** WHAT IS REQUIRED **
Copy out all lines that carry the word "Champion".

** STORED ROWS **
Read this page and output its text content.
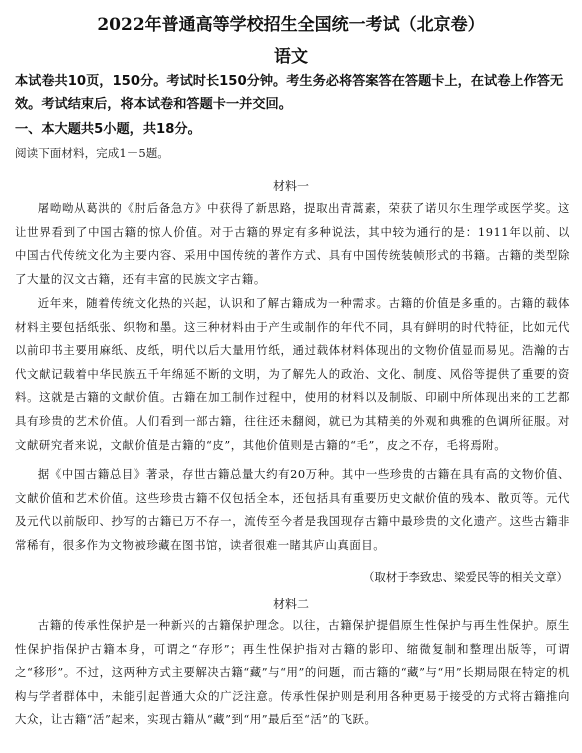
2022年普通高等学校招生全国统一考试（北京卷）
语文
本试卷共10页，150分。考试时长150分钟。考生务必将答案答在答题卡上，在试卷上作答无效。考试结束后，将本试卷和答题卡一并交回。
一、本大题共5小题，共18分。
阅读下面材料，完成1－5题。
材料一

屠呦呦从葛洪的《肘后备急方》中获得了新思路，提取出青蒿素，荣获了诺贝尔生理学或医学奖。这让世界看到了中国古籍的惊人价值。对于古籍的界定有多种说法，其中较为通行的是：1911年以前、以中国古代传统文化为主要内容、采用中国传统的著作方式、具有中国传统装帧形式的书籍。古籍的类型除了大量的汉文古籍，还有丰富的民族文字古籍。

近年来，随着传统文化热的兴起，认识和了解古籍成为一种需求。古籍的价值是多重的。古籍的载体材料主要包括纸张、织物和墨。这三种材料由于产生或制作的年代不同，具有鲜明的时代特征，比如元代以前印书主要用麻纸、皮纸，明代以后大量用竹纸，通过载体材料体现出的文物价值显而易见。浩瀚的古代文献记载着中华民族五千年绵延不断的文明，为了解先人的政治、文化、制度、风俗等提供了重要的资料。这就是古籍的文献价值。古籍在加工制作过程中，使用的材料以及制版、印刷中所体现出来的工艺都具有珍贵的艺术价值。人们看到一部古籍，往往还未翻阅，就已为其精美的外观和典雅的色调所征服。对文献研究者来说，文献价值是古籍的“皮”，其他价值则是古籍的“毛”，皮之不存，毛将焉附。

据《中国古籍总目》著录，存世古籍总量大约有20万种。其中一些珍贵的古籍在具有高的文物价值、文献价值和艺术价值。这些珍贵古籍不仅包括全本，还包括具有重要历史文献价值的残本、散页等。元代及元代以前版印、抄写的古籍已万不存一，流传至今者是我国现存古籍中最珍贵的文化遗产。这些古籍非常稀有，很多作为文物被珍藏在图书馆，读者很难一睹其庐山真面目。

（取材于李致忠、梁爱民等的相关文章）
材料二

古籍的传承性保护是一种新兴的古籍保护理念。以往，古籍保护提倡原生性保护与再生性保护。原生性保护指保护古籍本身，可谓之“存形”；再生性保护指对古籍的影印、缩微复制和整理出版等，可谓之“移形”。不过，这两种方式主要解决古籍“藏”与“用”的问题，而古籍的“藏”与“用”长期局限在特定的机构与学者群体中，未能引起普通大众的广泛注意。传承性保护则是利用各种更易于接受的方式将古籍推向大众，让古籍“活”起来，实现古籍从“藏”到“用”最后至“活”的飞跃。
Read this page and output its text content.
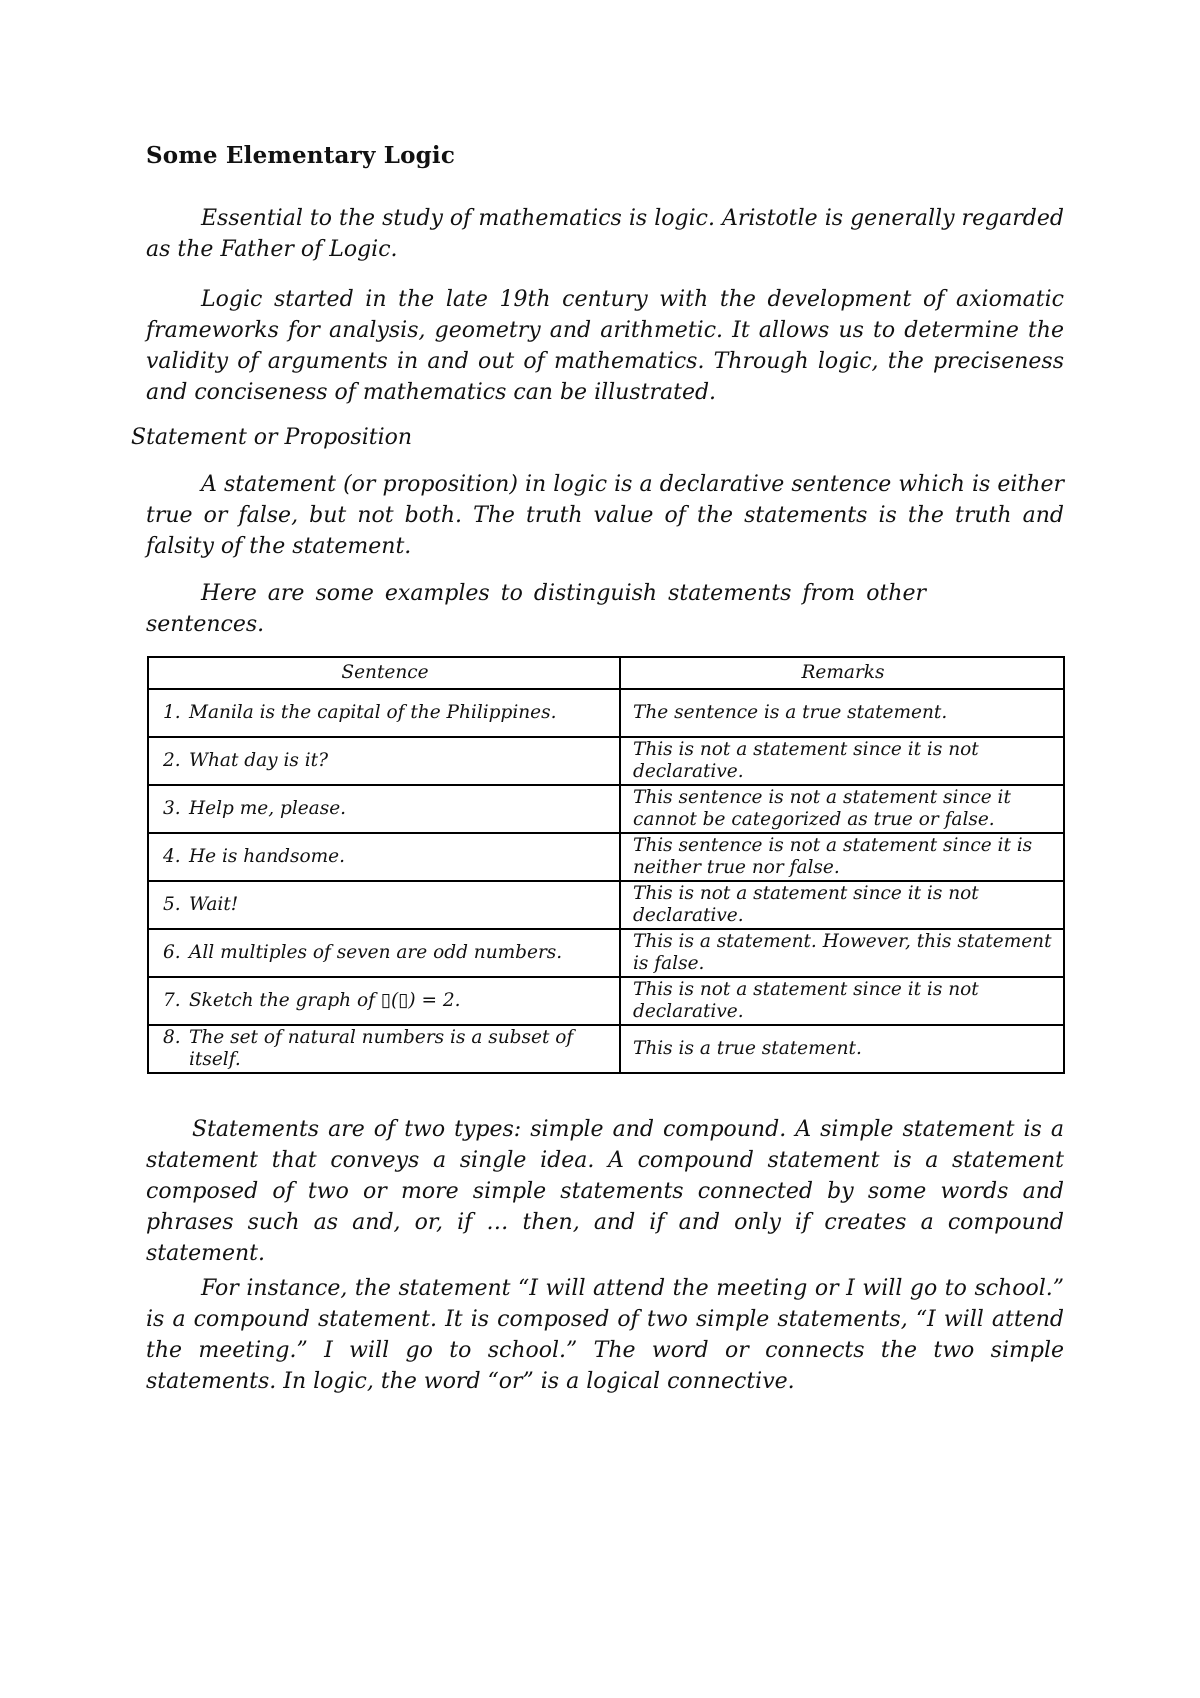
Some Elementary Logic

Essential to the study of mathematics is logic. Aristotle is generally regarded as the Father of Logic.

Logic started in the late 19th century with the development of axiomatic frameworks for analysis, geometry and arithmetic. It allows us to determine the validity of arguments in and out of mathematics. Through logic, the preciseness and conciseness of mathematics can be illustrated.

Statement or Proposition

A statement (or proposition) in logic is a declarative sentence which is either true or false, but not both. The truth value of the statements is the truth and falsity of the statement.

Here are some examples to distinguish statements from other sentences.

Sentence	Remarks
1. Manila is the capital of the Philippines.	The sentence is a true statement.
2. What day is it?	This is not a statement since it is not declarative.
3. Help me, please.	This sentence is not a statement since it cannot be categorized as true or false.
4. He is handsome.	This sentence is not a statement since it is neither true nor false.
5. Wait!	This is not a statement since it is not declarative.
6. All multiples of seven are odd numbers.	This is a statement. However, this statement is false.
7. Sketch the graph of ▯(▯) = 2.	This is not a statement since it is not declarative.
8. The set of natural numbers is a subset of itself.	This is a true statement.

Statements are of two types: simple and compound. A simple statement is a statement that conveys a single idea. A compound statement is a statement composed of two or more simple statements connected by some words and phrases such as and, or, if … then, and if and only if creates a compound statement.

For instance, the statement “I will attend the meeting or I will go to school.” is a compound statement. It is composed of two simple statements, “I will attend the meeting.” I will go to school.” The word or connects the two simple statements. In logic, the word “or” is a logical connective.
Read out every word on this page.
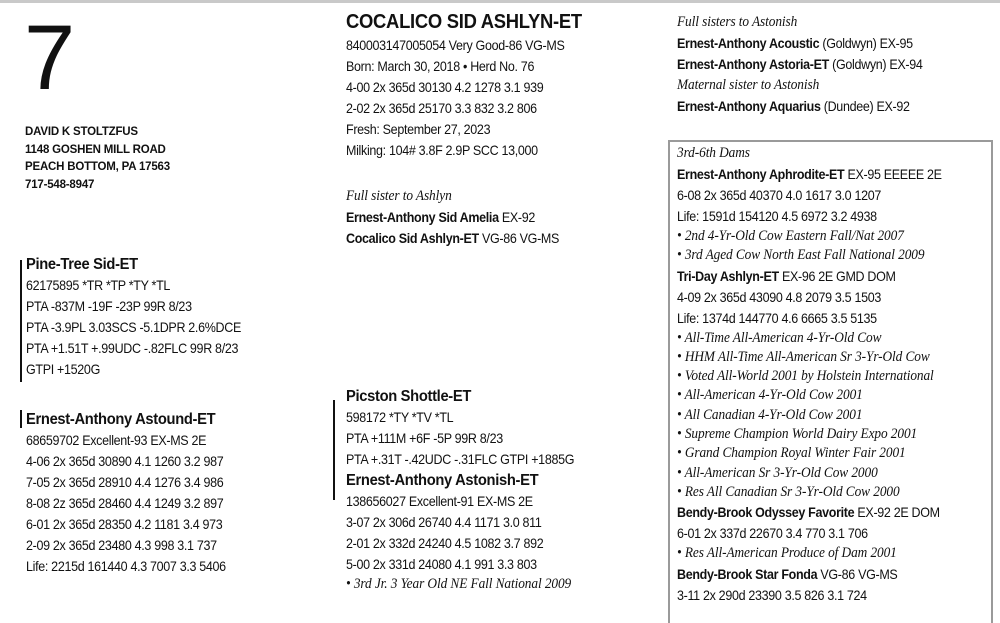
7
DAVID K STOLTZFUS
1148 GOSHEN MILL ROAD
PEACH BOTTOM, PA 17563
717-548-8947
Pine-Tree Sid-ET
62175895 *TR *TP *TY *TL
PTA -837M -19F -23P 99R 8/23
PTA -3.9PL 3.03SCS -5.1DPR 2.6%DCE
PTA +1.51T +.99UDC -.82FLC 99R 8/23
GTPI +1520G
Ernest-Anthony Astound-ET
68659702 Excellent-93 EX-MS 2E
4-06 2x 365d 30890 4.1 1260 3.2 987
7-05 2x 365d 28910 4.4 1276 3.4 986
8-08 2z 365d 28460 4.4 1249 3.2 897
6-01 2x 365d 28350 4.2 1181 3.4 973
2-09 2x 365d 23480 4.3 998 3.1 737
Life: 2215d 161440 4.3 7007 3.3 5406
COCALICO SID ASHLYN-ET
840003147005054 Very Good-86 VG-MS
Born: March 30, 2018 • Herd No. 76
4-00 2x 365d 30130 4.2 1278 3.1 939
2-02 2x 365d 25170 3.3 832 3.2 806
Fresh: September 27, 2023
Milking: 104# 3.8F 2.9P SCC 13,000
Full sister to Ashlyn
Ernest-Anthony Sid Amelia EX-92
Cocalico Sid Ashlyn-ET VG-86 VG-MS
Picston Shottle-ET
598172 *TY *TV *TL
PTA +111M +6F -5P 99R 8/23
PTA +.31T -.42UDC -.31FLC GTPI +1885G
Ernest-Anthony Astonish-ET
138656027 Excellent-91 EX-MS 2E
3-07 2x 306d 26740 4.4 1171 3.0 811
2-01 2x 332d 24240 4.5 1082 3.7 892
5-00 2x 331d 24080 4.1 991 3.3 803
• 3rd Jr. 3 Year Old NE Fall National 2009
Full sisters to Astonish
Ernest-Anthony Acoustic (Goldwyn) EX-95
Ernest-Anthony Astoria-ET (Goldwyn) EX-94
Maternal sister to Astonish
Ernest-Anthony Aquarius (Dundee) EX-92
3rd-6th Dams
Ernest-Anthony Aphrodite-ET EX-95 EEEEE 2E
6-08 2x 365d 40370 4.0 1617 3.0 1207
Life: 1591d 154120 4.5 6972 3.2 4938
• 2nd 4-Yr-Old Cow Eastern Fall/Nat 2007
• 3rd Aged Cow North East Fall National 2009
Tri-Day Ashlyn-ET EX-96 2E GMD DOM
4-09 2x 365d 43090 4.8 2079 3.5 1503
Life: 1374d 144770 4.6 6665 3.5 5135
• All-Time All-American 4-Yr-Old Cow
• HHM All-Time All-American Sr 3-Yr-Old Cow
• Voted All-World 2001 by Holstein International
• All-American 4-Yr-Old Cow 2001
• All Canadian 4-Yr-Old Cow 2001
• Supreme Champion World Dairy Expo 2001
• Grand Champion Royal Winter Fair 2001
• All-American Sr 3-Yr-Old Cow 2000
• Res All Canadian Sr 3-Yr-Old Cow 2000
Bendy-Brook Odyssey Favorite EX-92 2E DOM
6-01 2x 337d 22670 3.4 770 3.1 706
• Res All-American Produce of Dam 2001
Bendy-Brook Star Fonda VG-86 VG-MS
3-11 2x 290d 23390 3.5 826 3.1 724
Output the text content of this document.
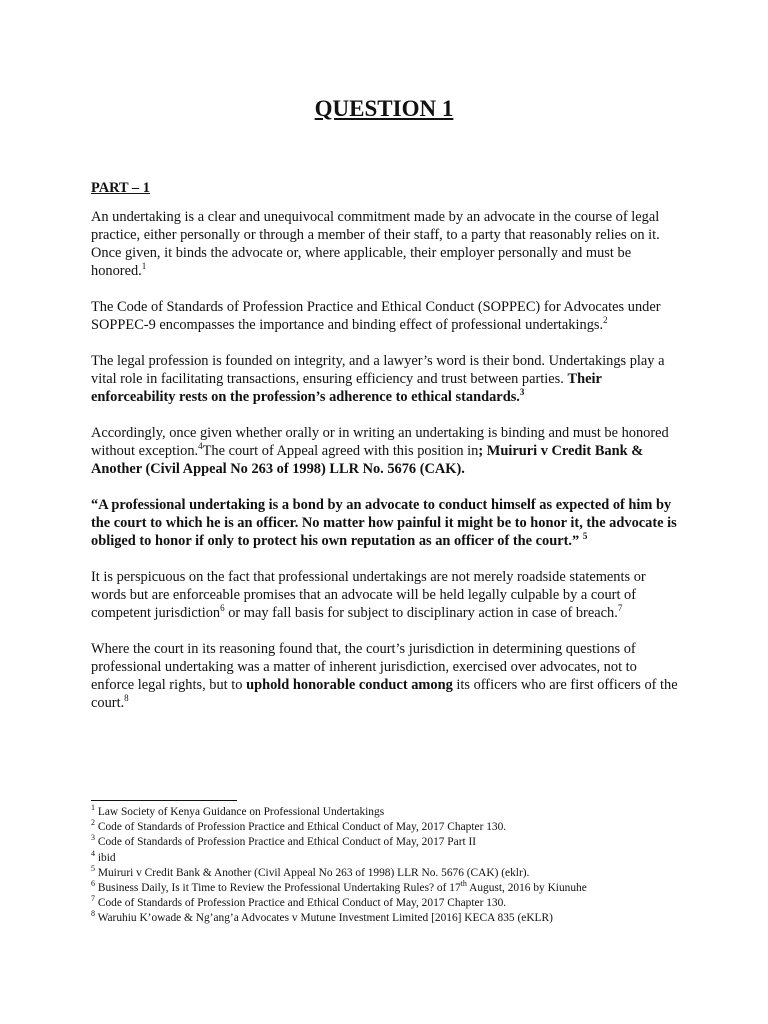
QUESTION 1

PART – 1

An undertaking is a clear and unequivocal commitment made by an advocate in the course of legal practice, either personally or through a member of their staff, to a party that reasonably relies on it. Once given, it binds the advocate or, where applicable, their employer personally and must be honored.$^1$

The Code of Standards of Profession Practice and Ethical Conduct (SOPPEC) for Advocates under SOPPEC-9 encompasses the importance and binding effect of professional undertakings.$^2$

The legal profession is founded on integrity, and a lawyer’s word is their bond. Undertakings play a vital role in facilitating transactions, ensuring efficiency and trust between parties. Their enforceability rests on the profession’s adherence to ethical standards.$^3$

Accordingly, once given whether orally or in writing an undertaking is binding and must be honored without exception.$^4$The court of Appeal agreed with this position in; Muiruri v Credit Bank & Another (Civil Appeal No 263 of 1998) LLR No. 5676 (CAK).

“A professional undertaking is a bond by an advocate to conduct himself as expected of him by the court to which he is an officer. No matter how painful it might be to honor it, the advocate is obliged to honor if only to protect his own reputation as an officer of the court.” $^5$

It is perspicuous on the fact that professional undertakings are not merely roadside statements or words but are enforceable promises that an advocate will be held legally culpable by a court of competent jurisdiction$^6$ or may fall basis for subject to disciplinary action in case of breach.$^7$

Where the court in its reasoning found that, the court’s jurisdiction in determining questions of professional undertaking was a matter of inherent jurisdiction, exercised over advocates, not to enforce legal rights, but to uphold honorable conduct among its officers who are first officers of the court.$^8$

$^1$ Law Society of Kenya Guidance on Professional Undertakings
$^2$ Code of Standards of Profession Practice and Ethical Conduct of May, 2017 Chapter 130.
$^3$ Code of Standards of Profession Practice and Ethical Conduct of May, 2017 Part II
$^4$ ibid
$^5$ Muiruri v Credit Bank & Another (Civil Appeal No 263 of 1998) LLR No. 5676 (CAK) (eklr).
$^6$ Business Daily, Is it Time to Review the Professional Undertaking Rules? of 17th August, 2016 by Kiunuhe
$^7$ Code of Standards of Profession Practice and Ethical Conduct of May, 2017 Chapter 130.
$^8$ Waruhiu K’owade & Ng’ang’a Advocates v Mutune Investment Limited [2016] KECA 835 (eKLR)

** SOLVED PROBLEM **
• Supreme Champion World Dairy Expo 2001
• Grand Champion Royal Winter Fair 2001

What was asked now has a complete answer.